## Given text:
--------------------

Write-offs to Remember
Deductions in the Loan Process
Write-offs
are the government's way of rewarding taxpayers when they've done something the
government likes. And to judge by the write-offs, the government likes it when
people borrow money to buy a house. There are write-offs aplenty, many of which
people often forget.
Make sure your clients take advantage of every break the IRS will give. Here
are a few they tend to forget:
Points:
According to the IRS, origination fees charged as points must be paid for the
use of money, (for example, to obtain a lower interest rate) in order to be tax
deductible. Origination fees that constitute a "service fee" are not
tax deductible. The question must be asked, "Does the fee apply to the use
of money, or is it a service charge?"
Discount points are paid to secure a lower interest rate. IRS Publication 936
lists a general rule that states, "You generally cannot deduct the full
amount of points in the year paid. Because they are prepaid interest, you
generally must deduct them over the life (term) of the mortgage." However,
there are conditions which, if met, make discount points tax deductible in the
year they are paid. (For more details on points and deductions, see
http://www.irs.gov/publications/p936/ar02.html#d0e942.)

--------------------

## Stated task A:
Can you select and copy every line of the records that contains the string "badge"?
The records that follow come from a different source than the text above.

--------------------

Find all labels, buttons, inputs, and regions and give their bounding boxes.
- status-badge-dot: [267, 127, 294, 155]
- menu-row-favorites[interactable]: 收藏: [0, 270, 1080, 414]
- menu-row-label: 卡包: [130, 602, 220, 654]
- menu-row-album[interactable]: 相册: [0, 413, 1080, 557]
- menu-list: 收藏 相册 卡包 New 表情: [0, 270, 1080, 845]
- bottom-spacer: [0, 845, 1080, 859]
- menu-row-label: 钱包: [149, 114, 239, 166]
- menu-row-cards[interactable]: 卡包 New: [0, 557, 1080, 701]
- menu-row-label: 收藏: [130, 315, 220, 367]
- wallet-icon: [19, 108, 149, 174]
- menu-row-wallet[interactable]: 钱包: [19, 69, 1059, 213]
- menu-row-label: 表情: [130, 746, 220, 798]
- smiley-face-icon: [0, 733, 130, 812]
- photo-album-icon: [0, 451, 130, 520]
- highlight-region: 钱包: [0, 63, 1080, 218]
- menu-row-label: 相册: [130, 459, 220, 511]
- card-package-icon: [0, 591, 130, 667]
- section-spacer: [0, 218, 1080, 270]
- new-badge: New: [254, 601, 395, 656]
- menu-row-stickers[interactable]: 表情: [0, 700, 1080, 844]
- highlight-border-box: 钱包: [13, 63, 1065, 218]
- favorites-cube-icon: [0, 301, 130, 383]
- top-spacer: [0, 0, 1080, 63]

--------------------

## Stated task B:
Could you write what comes next in the text on tax write-offs in the loan process, picking up after its final sentence?

## Final result A:
- status-badge-dot: [267, 127, 294, 155]
- new-badge: New: [254, 601, 395, 656]

## Final result B:
Pre-payment penalties:
Unforeseen circumstances often cause borrowers to pull out of their mortgages
sooner than expected. Fortunately, pre-payment penalties are tax deductible,
which helps ease the pain.
Pro-rated real estate taxes:
Even if the seller sent the tax collector the check, chances are the buyer paid
a pro-rated portion of the taxes for the year at closing. Be sure they know to
deduct their fair share.
Pro-rated mortgage interest:
Depending on when in the month the home sale closes, buyers pay either a hefty
or a tiny amount of pro-rated mortgage interest for that month. Big or small,
they can write that off. The Final Closing/Settlement Statement will show just
how much they're due.
Home construction loan interest:
As long as the construction period doesn't last more than two years before
they make the new place their “principal residence,” they can write off the
interest for that construction loan.
It pays to pay attention—all these write-offs can add up to some serious
savings when tax time comes around.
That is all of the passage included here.